• _What is expected_:
Extract the data exactly, missing nothing.

— begin Data section —

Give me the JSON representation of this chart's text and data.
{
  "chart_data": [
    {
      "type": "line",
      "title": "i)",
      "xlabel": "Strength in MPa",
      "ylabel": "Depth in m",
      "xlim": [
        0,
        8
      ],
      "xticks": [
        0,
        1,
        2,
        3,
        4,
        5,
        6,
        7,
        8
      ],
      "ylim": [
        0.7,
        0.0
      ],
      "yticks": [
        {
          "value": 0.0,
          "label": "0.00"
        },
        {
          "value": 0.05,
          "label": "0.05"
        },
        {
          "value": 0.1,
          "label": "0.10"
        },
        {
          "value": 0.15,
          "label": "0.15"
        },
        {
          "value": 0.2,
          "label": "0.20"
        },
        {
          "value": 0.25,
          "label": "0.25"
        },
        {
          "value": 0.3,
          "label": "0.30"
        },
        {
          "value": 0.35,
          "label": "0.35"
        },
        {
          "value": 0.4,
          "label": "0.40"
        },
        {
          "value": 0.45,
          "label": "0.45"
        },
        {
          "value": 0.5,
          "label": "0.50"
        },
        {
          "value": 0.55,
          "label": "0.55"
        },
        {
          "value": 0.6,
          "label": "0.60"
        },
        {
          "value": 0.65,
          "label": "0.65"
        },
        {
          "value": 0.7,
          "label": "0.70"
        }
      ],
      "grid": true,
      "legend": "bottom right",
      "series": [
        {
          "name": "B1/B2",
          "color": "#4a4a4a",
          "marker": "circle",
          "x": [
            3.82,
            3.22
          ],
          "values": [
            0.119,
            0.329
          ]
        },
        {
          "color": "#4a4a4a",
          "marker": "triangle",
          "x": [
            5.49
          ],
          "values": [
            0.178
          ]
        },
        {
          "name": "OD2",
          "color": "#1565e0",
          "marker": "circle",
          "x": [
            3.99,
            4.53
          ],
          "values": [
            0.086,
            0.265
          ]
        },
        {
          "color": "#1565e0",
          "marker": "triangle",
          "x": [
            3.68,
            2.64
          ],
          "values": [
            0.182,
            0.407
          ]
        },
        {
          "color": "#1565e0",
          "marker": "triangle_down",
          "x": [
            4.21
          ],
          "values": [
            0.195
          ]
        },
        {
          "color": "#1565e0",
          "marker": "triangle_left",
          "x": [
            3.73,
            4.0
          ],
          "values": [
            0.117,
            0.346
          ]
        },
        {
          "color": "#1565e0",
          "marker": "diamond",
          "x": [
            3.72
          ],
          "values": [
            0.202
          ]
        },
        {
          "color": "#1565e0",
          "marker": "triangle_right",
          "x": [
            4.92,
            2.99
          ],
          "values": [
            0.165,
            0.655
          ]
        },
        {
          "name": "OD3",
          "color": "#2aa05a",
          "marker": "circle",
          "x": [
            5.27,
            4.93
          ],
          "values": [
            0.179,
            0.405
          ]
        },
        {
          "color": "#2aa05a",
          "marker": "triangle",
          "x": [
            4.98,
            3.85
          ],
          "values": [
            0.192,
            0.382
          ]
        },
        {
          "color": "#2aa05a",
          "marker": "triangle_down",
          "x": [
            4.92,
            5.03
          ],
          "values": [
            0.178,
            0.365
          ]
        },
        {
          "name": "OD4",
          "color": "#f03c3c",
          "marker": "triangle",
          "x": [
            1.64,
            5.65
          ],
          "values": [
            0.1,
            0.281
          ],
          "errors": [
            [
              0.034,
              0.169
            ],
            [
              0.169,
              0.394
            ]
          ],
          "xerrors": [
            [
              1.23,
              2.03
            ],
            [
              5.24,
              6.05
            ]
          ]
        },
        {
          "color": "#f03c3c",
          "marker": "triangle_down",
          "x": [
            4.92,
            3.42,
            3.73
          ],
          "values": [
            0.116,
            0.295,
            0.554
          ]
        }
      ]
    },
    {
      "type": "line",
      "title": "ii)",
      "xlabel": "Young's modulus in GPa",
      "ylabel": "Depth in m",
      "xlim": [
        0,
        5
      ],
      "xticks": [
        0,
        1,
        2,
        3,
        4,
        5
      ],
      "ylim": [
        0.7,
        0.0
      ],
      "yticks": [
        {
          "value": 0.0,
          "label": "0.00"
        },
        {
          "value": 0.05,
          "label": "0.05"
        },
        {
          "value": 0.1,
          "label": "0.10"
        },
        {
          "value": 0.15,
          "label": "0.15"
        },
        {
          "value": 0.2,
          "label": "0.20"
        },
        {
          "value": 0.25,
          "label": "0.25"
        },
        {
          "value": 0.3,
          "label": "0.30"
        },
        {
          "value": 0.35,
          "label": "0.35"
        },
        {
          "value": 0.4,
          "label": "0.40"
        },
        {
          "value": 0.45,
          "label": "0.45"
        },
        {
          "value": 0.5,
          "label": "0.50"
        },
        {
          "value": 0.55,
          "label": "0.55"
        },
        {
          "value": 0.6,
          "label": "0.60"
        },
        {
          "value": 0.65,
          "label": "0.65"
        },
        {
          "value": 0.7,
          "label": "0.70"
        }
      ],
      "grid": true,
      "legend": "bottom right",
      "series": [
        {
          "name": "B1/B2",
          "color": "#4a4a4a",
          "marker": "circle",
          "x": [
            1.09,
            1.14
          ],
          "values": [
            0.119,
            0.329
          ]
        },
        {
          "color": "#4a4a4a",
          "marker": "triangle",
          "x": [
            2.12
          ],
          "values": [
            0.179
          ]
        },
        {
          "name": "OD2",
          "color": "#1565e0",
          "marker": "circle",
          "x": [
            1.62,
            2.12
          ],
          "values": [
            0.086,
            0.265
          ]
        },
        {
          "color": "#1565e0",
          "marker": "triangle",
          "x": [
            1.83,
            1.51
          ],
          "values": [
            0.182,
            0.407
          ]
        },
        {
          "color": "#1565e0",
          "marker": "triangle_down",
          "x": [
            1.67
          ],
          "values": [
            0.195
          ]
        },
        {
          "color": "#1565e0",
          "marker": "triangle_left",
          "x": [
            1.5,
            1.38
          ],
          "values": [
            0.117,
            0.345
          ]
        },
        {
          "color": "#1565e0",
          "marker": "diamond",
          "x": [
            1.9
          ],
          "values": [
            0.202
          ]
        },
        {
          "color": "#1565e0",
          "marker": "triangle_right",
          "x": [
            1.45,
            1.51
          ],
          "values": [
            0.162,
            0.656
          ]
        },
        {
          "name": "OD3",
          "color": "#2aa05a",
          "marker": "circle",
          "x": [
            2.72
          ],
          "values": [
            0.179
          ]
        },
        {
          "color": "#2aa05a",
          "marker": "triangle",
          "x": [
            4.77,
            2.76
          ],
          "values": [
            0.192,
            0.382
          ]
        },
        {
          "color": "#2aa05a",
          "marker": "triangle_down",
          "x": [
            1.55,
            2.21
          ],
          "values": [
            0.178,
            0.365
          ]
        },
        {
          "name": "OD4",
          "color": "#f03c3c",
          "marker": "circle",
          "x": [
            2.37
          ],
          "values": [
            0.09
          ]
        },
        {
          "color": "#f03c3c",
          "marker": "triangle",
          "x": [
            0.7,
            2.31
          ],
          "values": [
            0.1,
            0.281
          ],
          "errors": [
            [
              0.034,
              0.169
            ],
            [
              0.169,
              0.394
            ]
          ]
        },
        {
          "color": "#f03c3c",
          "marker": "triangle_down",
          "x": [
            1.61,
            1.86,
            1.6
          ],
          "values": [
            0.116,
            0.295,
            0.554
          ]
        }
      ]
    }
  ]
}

— end Data section —

• _Solution below_:
Give me the JSON representation of this chart's text and data.
{
  "chart_data": [
    {
      "type": "line",
      "title": "i)",
      "xlabel": "Strength in MPa",
      "ylabel": "Depth in m",
      "xlim": [
        0,
        8
      ],
      "xticks": [
        0,
        1,
        2,
        3,
        4,
        5,
        6,
        7,
        8
      ],
      "ylim": [
        0.7,
        0.0
      ],
      "yticks": [
        {
          "value": 0.0,
          "label": "0.00"
        },
        {
          "value": 0.05,
          "label": "0.05"
        },
        {
          "value": 0.1,
          "label": "0.10"
        },
        {
          "value": 0.15,
          "label": "0.15"
        },
        {
          "value": 0.2,
          "label": "0.20"
        },
        {
          "value": 0.25,
          "label": "0.25"
        },
        {
          "value": 0.3,
          "label": "0.30"
        },
        {
          "value": 0.35,
          "label": "0.35"
        },
        {
          "value": 0.4,
          "label": "0.40"
        },
        {
          "value": 0.45,
          "label": "0.45"
        },
        {
          "value": 0.5,
          "label": "0.50"
        },
        {
          "value": 0.55,
          "label": "0.55"
        },
        {
          "value": 0.6,
          "label": "0.60"
        },
        {
          "value": 0.65,
          "label": "0.65"
        },
        {
          "value": 0.7,
          "label": "0.70"
        }
      ],
      "grid": true,
      "legend": "bottom right",
      "series": [
        {
          "name": "B1/B2",
          "color": "#4a4a4a",
          "marker": "circle",
          "x": [
            3.82,
            3.22
          ],
          "values": [
            0.119,
            0.329
          ]
        },
        {
          "color": "#4a4a4a",
          "marker": "triangle",
          "x": [
            5.49
          ],
          "values": [
            0.178
          ]
        },
        {
          "name": "OD2",
          "color": "#1565e0",
          "marker": "circle",
          "x": [
            3.99,
            4.53
          ],
          "values": [
            0.086,
            0.265
          ]
        },
        {
          "color": "#1565e0",
          "marker": "triangle",
          "x": [
            3.68,
            2.64
          ],
          "values": [
            0.182,
            0.407
          ]
        },
        {
          "color": "#1565e0",
          "marker": "triangle_down",
          "x": [
            4.21
          ],
          "values": [
            0.195
          ]
        },
        {
          "color": "#1565e0",
          "marker": "triangle_left",
          "x": [
            3.73,
            4.0
          ],
          "values": [
            0.117,
            0.346
          ]
        },
        {
          "color": "#1565e0",
          "marker": "diamond",
          "x": [
            3.72
          ],
          "values": [
            0.202
          ]
        },
        {
          "color": "#1565e0",
          "marker": "triangle_right",
          "x": [
            4.92,
            2.99
          ],
          "values": [
            0.165,
            0.655
          ]
        },
        {
          "name": "OD3",
          "color": "#2aa05a",
          "marker": "circle",
          "x": [
            5.27,
            4.93
          ],
          "values": [
            0.179,
            0.405
          ]
        },
        {
          "color": "#2aa05a",
          "marker": "triangle",
          "x": [
            4.98,
            3.85
          ],
          "values": [
            0.192,
            0.382
          ]
        },
        {
          "color": "#2aa05a",
          "marker": "triangle_down",
          "x": [
            4.92,
            5.03
          ],
          "values": [
            0.178,
            0.365
          ]
        },
        {
          "name": "OD4",
          "color": "#f03c3c",
          "marker": "triangle",
          "x": [
            1.64,
            5.65
          ],
          "values": [
            0.1,
            0.281
          ],
          "errors": [
            [
              0.034,
              0.169
            ],
            [
              0.169,
              0.394
            ]
          ],
          "xerrors": [
            [
              1.23,
              2.03
            ],
            [
              5.24,
              6.05
            ]
          ]
        },
        {
          "color": "#f03c3c",
          "marker": "triangle_down",
          "x": [
            4.92,
            3.42,
            3.73
          ],
          "values": [
            0.116,
            0.295,
            0.554
          ]
        }
      ]
    },
    {
      "type": "line",
      "title": "ii)",
      "xlabel": "Young's modulus in GPa",
      "ylabel": "Depth in m",
      "xlim": [
        0,
        5
      ],
      "xticks": [
        0,
        1,
        2,
        3,
        4,
        5
      ],
      "ylim": [
        0.7,
        0.0
      ],
      "yticks": [
        {
          "value": 0.0,
          "label": "0.00"
        },
        {
          "value": 0.05,
          "label": "0.05"
        },
        {
          "value": 0.1,
          "label": "0.10"
        },
        {
          "value": 0.15,
          "label": "0.15"
        },
        {
          "value": 0.2,
          "label": "0.20"
        },
        {
          "value": 0.25,
          "label": "0.25"
        },
        {
          "value": 0.3,
          "label": "0.30"
        },
        {
          "value": 0.35,
          "label": "0.35"
        },
        {
          "value": 0.4,
          "label": "0.40"
        },
        {
          "value": 0.45,
          "label": "0.45"
        },
        {
          "value": 0.5,
          "label": "0.50"
        },
        {
          "value": 0.55,
          "label": "0.55"
        },
        {
          "value": 0.6,
          "label": "0.60"
        },
        {
          "value": 0.65,
          "label": "0.65"
        },
        {
          "value": 0.7,
          "label": "0.70"
        }
      ],
      "grid": true,
      "legend": "bottom right",
      "series": [
        {
          "name": "B1/B2",
          "color": "#4a4a4a",
          "marker": "circle",
          "x": [
            1.09,
            1.14
          ],
          "values": [
            0.119,
            0.329
          ]
        },
        {
          "color": "#4a4a4a",
          "marker": "triangle",
          "x": [
            2.12
          ],
          "values": [
            0.179
          ]
        },
        {
          "name": "OD2",
          "color": "#1565e0",
          "marker": "circle",
          "x": [
            1.62,
            2.12
          ],
          "values": [
            0.086,
            0.265
          ]
        },
        {
          "color": "#1565e0",
          "marker": "triangle",
          "x": [
            1.83,
            1.51
          ],
          "values": [
            0.182,
            0.407
          ]
        },
        {
          "color": "#1565e0",
          "marker": "triangle_down",
          "x": [
            1.67
          ],
          "values": [
            0.195
          ]
        },
        {
          "color": "#1565e0",
          "marker": "triangle_left",
          "x": [
            1.5,
            1.38
          ],
          "values": [
            0.117,
            0.345
          ]
        },
        {
          "color": "#1565e0",
          "marker": "diamond",
          "x": [
            1.9
          ],
          "values": [
            0.202
          ]
        },
        {
          "color": "#1565e0",
          "marker": "triangle_right",
          "x": [
            1.45,
            1.51
          ],
          "values": [
            0.162,
            0.656
          ]
        },
        {
          "name": "OD3",
          "color": "#2aa05a",
          "marker": "circle",
          "x": [
            2.72
          ],
          "values": [
            0.179
          ]
        },
        {
          "color": "#2aa05a",
          "marker": "triangle",
          "x": [
            4.77,
            2.76
          ],
          "values": [
            0.192,
            0.382
          ]
        },
        {
          "color": "#2aa05a",
          "marker": "triangle_down",
          "x": [
            1.55,
            2.21
          ],
          "values": [
            0.178,
            0.365
          ]
        },
        {
          "name": "OD4",
          "color": "#f03c3c",
          "marker": "circle",
          "x": [
            2.37
          ],
          "values": [
            0.09
          ]
        },
        {
          "color": "#f03c3c",
          "marker": "triangle",
          "x": [
            0.7,
            2.31
          ],
          "values": [
            0.1,
            0.281
          ],
          "errors": [
            [
              0.034,
              0.169
            ],
            [
              0.169,
              0.394
            ]
          ]
        },
        {
          "color": "#f03c3c",
          "marker": "triangle_down",
          "x": [
            1.61,
            1.86,
            1.6
          ],
          "values": [
            0.116,
            0.295,
            0.554
          ]
        }
      ]
    }
  ]
}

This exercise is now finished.